**Given problem**: Please list all lines of the material below in which the string "value" occurs.

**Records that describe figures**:
──────

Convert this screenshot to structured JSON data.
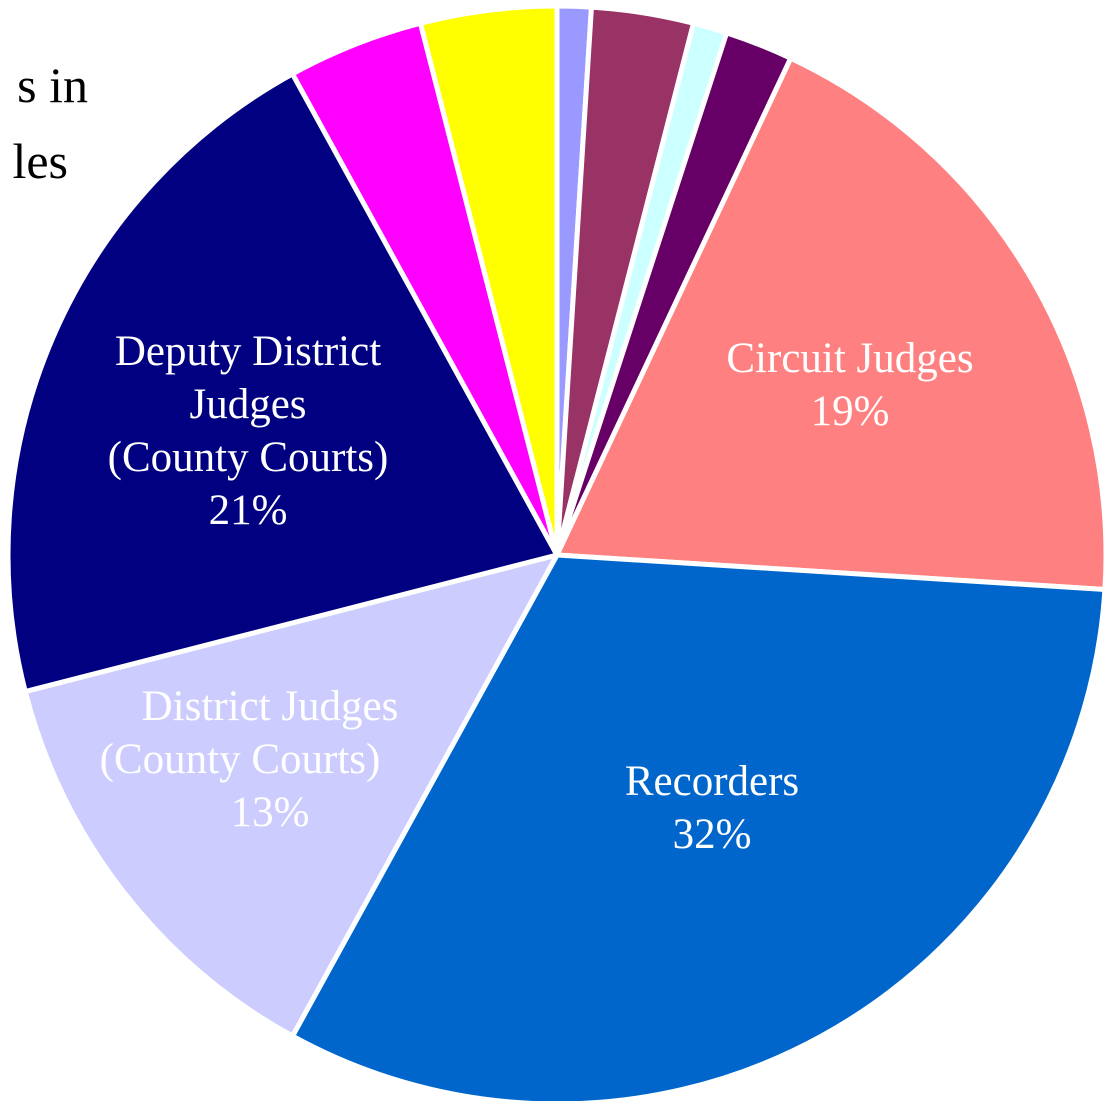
{
  "chart_data": {
    "type": "pie",
    "title_fragment": [
      "s in",
      "les"
    ],
    "slices": [
      {
        "label": "",
        "value": 1,
        "color": "#9999ff",
        "show_label": false
      },
      {
        "label": "",
        "value": 3,
        "color": "#993366",
        "show_label": false
      },
      {
        "label": "",
        "value": 1,
        "color": "#ccffff",
        "show_label": false
      },
      {
        "label": "",
        "value": 2,
        "color": "#660066",
        "show_label": false
      },
      {
        "label": "Circuit Judges",
        "value": 19,
        "percent_label": "19%",
        "color": "#ff8080",
        "text_color": "#ffffff",
        "show_label": true
      },
      {
        "label": "Recorders",
        "value": 32,
        "percent_label": "32%",
        "color": "#0066cc",
        "text_color": "#ffffff",
        "show_label": true
      },
      {
        "label": "District Judges (County Courts)",
        "value": 13,
        "percent_label": "13%",
        "color": "#ccccff",
        "text_color": "#ffffff",
        "show_label": true
      },
      {
        "label": "Deputy District Judges (County Courts)",
        "value": 21,
        "percent_label": "21%",
        "color": "#000080",
        "text_color": "#ffffff",
        "show_label": true
      },
      {
        "label": "",
        "value": 4,
        "color": "#ff00ff",
        "show_label": false
      },
      {
        "label": "",
        "value": 4,
        "color": "#ffff00",
        "show_label": false
      }
    ]
  }
}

──────

**Task solution**:
        "value": 1,
        "value": 3,
        "value": 1,
        "value": 2,
        "value": 19,
        "value": 32,
        "value": 13,
        "value": 21,
        "value": 4,
        "value": 4,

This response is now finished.